» Work required:
Return the following data exactly, with all pictures left out.
*** Opening of Source information ***
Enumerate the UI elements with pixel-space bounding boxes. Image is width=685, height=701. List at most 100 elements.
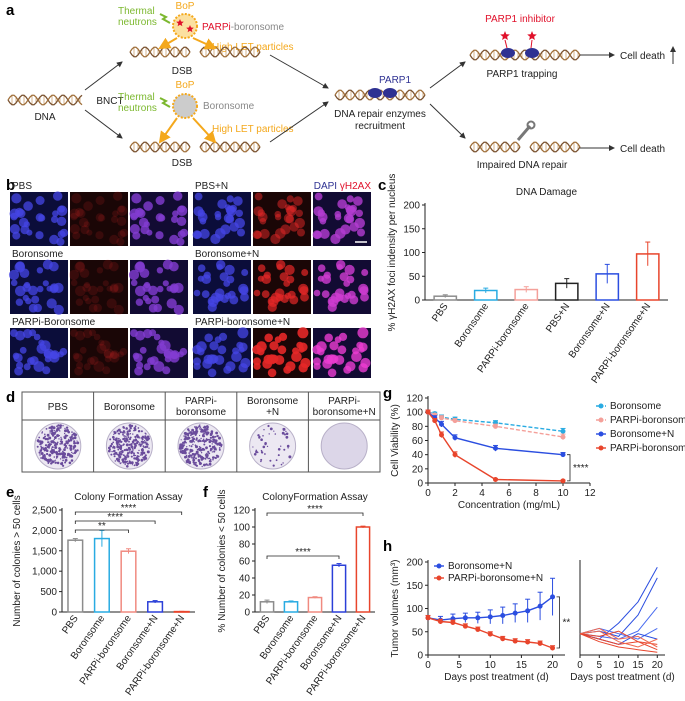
colony [197,459,201,463]
colony [47,441,49,444]
cell-nucleus [301,269,309,276]
legend-swatch [598,403,604,409]
dna-label: DNA [34,112,55,123]
dna-strand [529,141,581,153]
colony [127,455,130,458]
colony [120,450,124,454]
wrench-icon [526,120,536,130]
bar [283,601,299,613]
colony [211,443,213,445]
cell-nucleus [96,285,104,293]
colony [185,454,188,457]
cell-nucleus [204,333,213,343]
colony [56,461,60,465]
cell-nucleus [74,262,86,273]
colony [113,453,116,456]
cell-nucleus [349,204,357,213]
y-axis-label: % γH2AX foci indensity per nucleus [387,174,398,332]
x-tick-label: Boronsome [453,301,492,350]
colony [207,457,209,460]
colony [133,442,137,446]
significance-bracket [567,454,571,482]
colony [214,456,216,458]
cell-nucleus [155,196,165,205]
colony [69,448,73,451]
colony [117,432,120,435]
colony [131,464,133,466]
colony [40,446,43,449]
data-point [560,428,566,434]
colony [130,452,133,455]
colony [55,451,58,454]
colony [69,436,72,439]
cell-nucleus [106,298,117,309]
cell-nucleus [338,332,348,341]
cell-nucleus [95,231,104,240]
cell-nucleus [300,292,309,302]
colony [64,434,68,438]
bop-particle [172,13,198,39]
dna-strand [199,141,261,153]
neutron-label: neutrons [118,103,157,114]
colony [70,438,72,440]
colony [68,444,71,447]
colony [190,432,194,436]
colony [195,437,198,440]
cell-nucleus [146,229,153,236]
data-point [452,418,458,424]
y-tick-label: 2,000 [32,526,57,537]
y-tick-label: 150 [406,581,423,592]
cell-nucleus [93,333,101,341]
colony [195,427,198,430]
colony [39,443,41,446]
neutron-label: neutrons [118,17,157,28]
colony [199,424,201,426]
colony [185,448,188,451]
cell-nucleus [225,361,236,372]
cell-nucleus [176,216,187,226]
cell-nucleus [36,285,44,293]
recruitment-label: DNA repair enzymes [334,109,426,120]
colony [48,447,50,449]
colony [139,442,141,444]
colony [116,440,118,442]
colony [186,446,188,448]
y-tick-label: 0 [417,479,423,490]
culture-plate [105,422,153,470]
colony [190,445,193,448]
colony [205,452,207,454]
colony [109,438,112,441]
cell-nucleus [75,285,86,297]
cell-nucleus [217,199,227,209]
cell-nucleus [116,216,127,226]
cell-nucleus [91,295,100,304]
colony [117,458,120,462]
cell-nucleus [173,191,183,201]
colony [123,460,127,464]
cell-nucleus [23,363,31,371]
colony [48,426,51,429]
cell-nucleus [15,207,24,217]
colony [218,447,221,449]
colony [138,430,141,433]
cell-nucleus [151,295,160,304]
cell-nucleus [314,192,323,201]
colony [128,461,132,464]
bop-label: BoP [176,1,195,12]
colony [70,459,74,462]
y-tick-label: 80 [239,540,251,551]
cell-nucleus [354,217,365,229]
agent-label: Boronsome [203,101,255,112]
legend-label: PARPi-boronsome+N [610,443,685,454]
data-point [462,615,468,621]
colony [132,449,134,451]
colony [66,441,68,444]
cell-nucleus [19,268,30,279]
impaired-label: Impaired DNA repair [477,160,568,171]
legend-label: Boronsome+N [610,429,674,440]
data-point [550,645,556,651]
parp1-protein [525,48,539,58]
colony [125,437,128,440]
legend-label: PARPi-boronsome+N [448,573,543,584]
colony [214,456,217,460]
*** Close of Source information ***
» Answer below:
Enumerate the UI elements with pixel-space bounding boxes. Image is width=685, height=701. List at most 100 elements.
colony [197,459,201,463]
colony [47,441,49,444]
cell-nucleus [301,269,309,276]
legend-swatch [598,403,604,409]
dna-label: DNA [34,112,55,123]
dna-strand [529,141,581,153]
colony [127,455,130,458]
colony [120,450,124,454]
wrench-icon [526,120,536,130]
bar [283,601,299,613]
colony [211,443,213,445]
cell-nucleus [96,285,104,293]
colony [185,454,188,457]
cell-nucleus [204,333,213,343]
colony [56,461,60,465]
cell-nucleus [74,262,86,273]
colony [113,453,116,456]
cell-nucleus [349,204,357,213]
y-axis-label: % γH2AX foci indensity per nucleus [387,174,398,332]
x-tick-label: Boronsome [453,301,492,350]
colony [207,457,209,460]
colony [133,442,137,446]
significance-bracket [567,454,571,482]
colony [214,456,216,458]
cell-nucleus [155,196,165,205]
colony [69,448,73,451]
colony [117,432,120,435]
colony [131,464,133,466]
colony [40,446,43,449]
data-point [560,428,566,434]
colony [130,452,133,455]
colony [55,451,58,454]
colony [69,436,72,439]
cell-nucleus [106,298,117,309]
cell-nucleus [338,332,348,341]
cell-nucleus [95,231,104,240]
cell-nucleus [300,292,309,302]
colony [64,434,68,438]
bop-particle [172,13,198,39]
dna-strand [199,141,261,153]
neutron-label: neutrons [118,103,157,114]
colony [70,438,72,440]
colony [68,444,71,447]
colony [190,432,194,436]
colony [195,437,198,440]
cell-nucleus [146,229,153,236]
data-point [452,418,458,424]
y-tick-label: 2,000 [32,526,57,537]
y-tick-label: 150 [406,581,423,592]
cell-nucleus [93,333,101,341]
colony [195,427,198,430]
colony [39,443,41,446]
neutron-label: neutrons [118,17,157,28]
colony [199,424,201,426]
colony [185,448,188,451]
cell-nucleus [225,361,236,372]
cell-nucleus [176,216,187,226]
cell-nucleus [36,285,44,293]
recruitment-label: DNA repair enzymes [334,109,426,120]
colony [48,447,50,449]
colony [139,442,141,444]
colony [116,440,118,442]
colony [186,446,188,448]
y-tick-label: 0 [417,479,423,490]
culture-plate [105,422,153,470]
colony [190,445,193,448]
colony [205,452,207,454]
colony [109,438,112,441]
cell-nucleus [75,285,86,297]
cell-nucleus [217,199,227,209]
cell-nucleus [116,216,127,226]
cell-nucleus [91,295,100,304]
colony [117,458,120,462]
cell-nucleus [173,191,183,201]
colony [123,460,127,464]
cell-nucleus [23,363,31,371]
colony [48,426,51,429]
cell-nucleus [15,207,24,217]
colony [218,447,221,449]
colony [138,430,141,433]
cell-nucleus [151,295,160,304]
cell-nucleus [314,192,323,201]
colony [128,461,132,464]
bop-label: BoP [176,1,195,12]
colony [70,459,74,462]
y-tick-label: 80 [239,540,251,551]
cell-nucleus [354,217,365,229]
agent-label: Boronsome [203,101,255,112]
legend-label: PARPi-boronsome+N [610,443,685,454]
data-point [462,615,468,621]
colony [132,449,134,451]
colony [66,441,68,444]
cell-nucleus [19,268,30,279]
impaired-label: Impaired DNA repair [477,160,568,171]
legend-label: Boronsome+N [610,429,674,440]
data-point [550,645,556,651]
parp1-protein [525,48,539,58]
colony [125,437,128,440]
legend-label: PARPi-boronsome+N [448,573,543,584]
colony [214,456,217,460]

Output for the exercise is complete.